* Challenge
Collect all lines from the listing that include the string "SRMTID".

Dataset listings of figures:
━━━━━━━━━━━━━━━━

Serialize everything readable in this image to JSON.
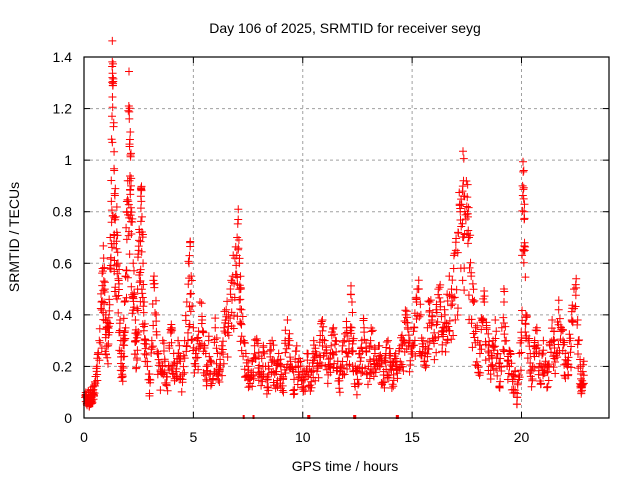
{
  "chart_data": {
    "type": "scatter",
    "title": "Day 106 of 2025, SRMTID for receiver seyg",
    "xlabel": "GPS time / hours",
    "ylabel": "SRMTID / TECUs",
    "xlim": [
      0,
      24
    ],
    "ylim": [
      0,
      1.4
    ],
    "xticks": [
      0,
      5,
      10,
      15,
      20
    ],
    "xtick_labels": [
      "0",
      "5",
      "10",
      "15",
      "20"
    ],
    "yticks": [
      0,
      0.2,
      0.4,
      0.6,
      0.8,
      1.0,
      1.2,
      1.4
    ],
    "ytick_labels": [
      "0",
      "0.2",
      "0.4",
      "0.6",
      "0.8",
      "1",
      "1.2",
      "1.4"
    ],
    "grid": true,
    "legend": "none",
    "marker": "plus",
    "series": [
      {
        "name": "SRMTID",
        "color": "#ff0000",
        "points": [
          [
            0.05,
            0.08
          ],
          [
            0.1,
            0.09
          ],
          [
            0.15,
            0.07
          ],
          [
            0.2,
            0.1
          ],
          [
            0.25,
            0.06
          ],
          [
            0.3,
            0.11
          ],
          [
            0.35,
            0.08
          ],
          [
            0.4,
            0.12
          ],
          [
            0.45,
            0.09
          ],
          [
            0.5,
            0.14
          ],
          [
            0.6,
            0.2
          ],
          [
            0.7,
            0.3
          ],
          [
            0.8,
            0.45
          ],
          [
            0.85,
            0.58
          ],
          [
            0.9,
            0.62
          ],
          [
            0.95,
            0.5
          ],
          [
            1.0,
            0.4
          ],
          [
            1.05,
            0.35
          ],
          [
            1.1,
            0.28
          ],
          [
            1.15,
            0.46
          ],
          [
            1.2,
            0.7
          ],
          [
            1.25,
            0.84
          ],
          [
            1.28,
            1.17
          ],
          [
            1.3,
            1.32
          ],
          [
            1.32,
            1.29
          ],
          [
            1.35,
            1.13
          ],
          [
            1.38,
            0.96
          ],
          [
            1.4,
            0.87
          ],
          [
            1.45,
            0.78
          ],
          [
            1.5,
            0.72
          ],
          [
            1.55,
            0.6
          ],
          [
            1.6,
            0.52
          ],
          [
            1.65,
            0.38
          ],
          [
            1.7,
            0.25
          ],
          [
            1.75,
            0.2
          ],
          [
            1.8,
            0.3
          ],
          [
            1.85,
            0.45
          ],
          [
            1.9,
            0.55
          ],
          [
            1.95,
            0.8
          ],
          [
            2.0,
            0.92
          ],
          [
            2.05,
            1.21
          ],
          [
            2.07,
            1.16
          ],
          [
            2.1,
            1.08
          ],
          [
            2.12,
            1.02
          ],
          [
            2.15,
            0.9
          ],
          [
            2.2,
            0.76
          ],
          [
            2.25,
            0.6
          ],
          [
            2.3,
            0.48
          ],
          [
            2.35,
            0.38
          ],
          [
            2.4,
            0.3
          ],
          [
            2.45,
            0.5
          ],
          [
            2.5,
            0.65
          ],
          [
            2.55,
            0.72
          ],
          [
            2.6,
            0.86
          ],
          [
            2.62,
            0.84
          ],
          [
            2.65,
            0.78
          ],
          [
            2.7,
            0.6
          ],
          [
            2.75,
            0.45
          ],
          [
            2.8,
            0.3
          ],
          [
            2.9,
            0.2
          ],
          [
            3.0,
            0.15
          ],
          [
            3.1,
            0.3
          ],
          [
            3.2,
            0.55
          ],
          [
            3.3,
            0.4
          ],
          [
            3.4,
            0.25
          ],
          [
            3.5,
            0.18
          ],
          [
            3.6,
            0.3
          ],
          [
            3.7,
            0.22
          ],
          [
            3.8,
            0.16
          ],
          [
            3.9,
            0.28
          ],
          [
            4.0,
            0.35
          ],
          [
            4.1,
            0.25
          ],
          [
            4.2,
            0.18
          ],
          [
            4.3,
            0.3
          ],
          [
            4.4,
            0.22
          ],
          [
            4.5,
            0.15
          ],
          [
            4.6,
            0.3
          ],
          [
            4.7,
            0.45
          ],
          [
            4.8,
            0.6
          ],
          [
            4.85,
            0.68
          ],
          [
            4.9,
            0.55
          ],
          [
            5.0,
            0.35
          ],
          [
            5.1,
            0.25
          ],
          [
            5.2,
            0.3
          ],
          [
            5.3,
            0.45
          ],
          [
            5.4,
            0.38
          ],
          [
            5.5,
            0.28
          ],
          [
            5.6,
            0.2
          ],
          [
            5.7,
            0.3
          ],
          [
            5.8,
            0.22
          ],
          [
            5.9,
            0.15
          ],
          [
            6.0,
            0.35
          ],
          [
            6.1,
            0.25
          ],
          [
            6.2,
            0.18
          ],
          [
            6.3,
            0.28
          ],
          [
            6.4,
            0.35
          ],
          [
            6.5,
            0.42
          ],
          [
            6.6,
            0.4
          ],
          [
            6.7,
            0.48
          ],
          [
            6.8,
            0.55
          ],
          [
            6.9,
            0.62
          ],
          [
            7.0,
            0.7
          ],
          [
            7.05,
            0.77
          ],
          [
            7.1,
            0.6
          ],
          [
            7.15,
            0.5
          ],
          [
            7.2,
            0.42
          ],
          [
            7.3,
            0.3
          ],
          [
            7.4,
            0.25
          ],
          [
            7.5,
            0.2
          ],
          [
            7.6,
            0.15
          ],
          [
            7.7,
            0.22
          ],
          [
            7.8,
            0.28
          ],
          [
            7.9,
            0.3
          ],
          [
            8.0,
            0.24
          ],
          [
            8.1,
            0.18
          ],
          [
            8.2,
            0.28
          ],
          [
            8.3,
            0.2
          ],
          [
            8.4,
            0.15
          ],
          [
            8.5,
            0.26
          ],
          [
            8.6,
            0.3
          ],
          [
            8.7,
            0.22
          ],
          [
            8.8,
            0.18
          ],
          [
            8.9,
            0.25
          ],
          [
            9.0,
            0.2
          ],
          [
            9.1,
            0.15
          ],
          [
            9.2,
            0.3
          ],
          [
            9.3,
            0.38
          ],
          [
            9.4,
            0.3
          ],
          [
            9.5,
            0.2
          ],
          [
            9.6,
            0.15
          ],
          [
            9.7,
            0.26
          ],
          [
            9.8,
            0.2
          ],
          [
            9.9,
            0.22
          ],
          [
            10.0,
            0.18
          ],
          [
            10.1,
            0.15
          ],
          [
            10.2,
            0.25
          ],
          [
            10.3,
            0.2
          ],
          [
            10.4,
            0.18
          ],
          [
            10.5,
            0.3
          ],
          [
            10.6,
            0.24
          ],
          [
            10.7,
            0.2
          ],
          [
            10.8,
            0.32
          ],
          [
            10.9,
            0.38
          ],
          [
            11.0,
            0.3
          ],
          [
            11.1,
            0.25
          ],
          [
            11.2,
            0.2
          ],
          [
            11.3,
            0.28
          ],
          [
            11.4,
            0.35
          ],
          [
            11.5,
            0.3
          ],
          [
            11.6,
            0.22
          ],
          [
            11.7,
            0.18
          ],
          [
            11.8,
            0.26
          ],
          [
            11.9,
            0.3
          ],
          [
            12.0,
            0.35
          ],
          [
            12.1,
            0.25
          ],
          [
            12.2,
            0.48
          ],
          [
            12.25,
            0.45
          ],
          [
            12.3,
            0.3
          ],
          [
            12.4,
            0.2
          ],
          [
            12.5,
            0.15
          ],
          [
            12.6,
            0.25
          ],
          [
            12.7,
            0.3
          ],
          [
            12.8,
            0.35
          ],
          [
            12.9,
            0.26
          ],
          [
            13.0,
            0.2
          ],
          [
            13.1,
            0.3
          ],
          [
            13.2,
            0.34
          ],
          [
            13.3,
            0.25
          ],
          [
            13.4,
            0.2
          ],
          [
            13.5,
            0.28
          ],
          [
            13.6,
            0.22
          ],
          [
            13.7,
            0.18
          ],
          [
            13.8,
            0.25
          ],
          [
            13.9,
            0.3
          ],
          [
            14.0,
            0.22
          ],
          [
            14.1,
            0.2
          ],
          [
            14.2,
            0.24
          ],
          [
            14.3,
            0.22
          ],
          [
            14.4,
            0.26
          ],
          [
            14.5,
            0.28
          ],
          [
            14.6,
            0.3
          ],
          [
            14.7,
            0.4
          ],
          [
            14.8,
            0.35
          ],
          [
            14.9,
            0.3
          ],
          [
            15.0,
            0.28
          ],
          [
            15.1,
            0.35
          ],
          [
            15.2,
            0.45
          ],
          [
            15.3,
            0.5
          ],
          [
            15.4,
            0.4
          ],
          [
            15.5,
            0.3
          ],
          [
            15.6,
            0.25
          ],
          [
            15.7,
            0.35
          ],
          [
            15.8,
            0.45
          ],
          [
            15.9,
            0.38
          ],
          [
            16.0,
            0.3
          ],
          [
            16.1,
            0.42
          ],
          [
            16.2,
            0.5
          ],
          [
            16.3,
            0.45
          ],
          [
            16.4,
            0.35
          ],
          [
            16.5,
            0.4
          ],
          [
            16.6,
            0.48
          ],
          [
            16.7,
            0.55
          ],
          [
            16.8,
            0.5
          ],
          [
            16.9,
            0.58
          ],
          [
            17.0,
            0.65
          ],
          [
            17.1,
            0.72
          ],
          [
            17.2,
            0.8
          ],
          [
            17.3,
            0.88
          ],
          [
            17.35,
            0.92
          ],
          [
            17.4,
            0.86
          ],
          [
            17.5,
            0.82
          ],
          [
            17.55,
            0.78
          ],
          [
            17.6,
            0.7
          ],
          [
            17.7,
            0.55
          ],
          [
            17.8,
            0.45
          ],
          [
            17.9,
            0.35
          ],
          [
            18.0,
            0.3
          ],
          [
            18.1,
            0.25
          ],
          [
            18.2,
            0.38
          ],
          [
            18.3,
            0.45
          ],
          [
            18.4,
            0.35
          ],
          [
            18.5,
            0.28
          ],
          [
            18.6,
            0.2
          ],
          [
            18.7,
            0.3
          ],
          [
            18.8,
            0.38
          ],
          [
            18.9,
            0.25
          ],
          [
            19.0,
            0.2
          ],
          [
            19.1,
            0.35
          ],
          [
            19.2,
            0.45
          ],
          [
            19.3,
            0.3
          ],
          [
            19.4,
            0.22
          ],
          [
            19.5,
            0.25
          ],
          [
            19.6,
            0.15
          ],
          [
            19.7,
            0.18
          ],
          [
            19.8,
            0.08
          ],
          [
            19.9,
            0.25
          ],
          [
            20.0,
            0.3
          ],
          [
            20.05,
            0.9
          ],
          [
            20.1,
            0.85
          ],
          [
            20.12,
            0.8
          ],
          [
            20.15,
            0.65
          ],
          [
            20.2,
            0.4
          ],
          [
            20.3,
            0.3
          ],
          [
            20.4,
            0.25
          ],
          [
            20.5,
            0.2
          ],
          [
            20.6,
            0.28
          ],
          [
            20.7,
            0.35
          ],
          [
            20.8,
            0.25
          ],
          [
            20.9,
            0.2
          ],
          [
            21.0,
            0.3
          ],
          [
            21.1,
            0.22
          ],
          [
            21.2,
            0.18
          ],
          [
            21.3,
            0.28
          ],
          [
            21.4,
            0.38
          ],
          [
            21.5,
            0.3
          ],
          [
            21.6,
            0.25
          ],
          [
            21.7,
            0.42
          ],
          [
            21.8,
            0.35
          ],
          [
            21.9,
            0.3
          ],
          [
            22.0,
            0.25
          ],
          [
            22.1,
            0.2
          ],
          [
            22.2,
            0.3
          ],
          [
            22.3,
            0.38
          ],
          [
            22.4,
            0.5
          ],
          [
            22.5,
            0.54
          ],
          [
            22.6,
            0.3
          ],
          [
            22.7,
            0.2
          ],
          [
            22.75,
            0.12
          ],
          [
            22.8,
            0.18
          ],
          [
            22.85,
            0.22
          ]
        ]
      }
    ],
    "zero_markers_x": [
      7.3,
      7.75,
      10.25,
      10.3,
      12.35,
      12.4,
      14.3,
      14.35
    ]
  }
}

━━━━━━━━━━━━━━━━

* Solution for this exercise
    "title": "Day 106 of 2025, SRMTID for receiver seyg",
    "ylabel": "SRMTID / TECUs",
        "name": "SRMTID",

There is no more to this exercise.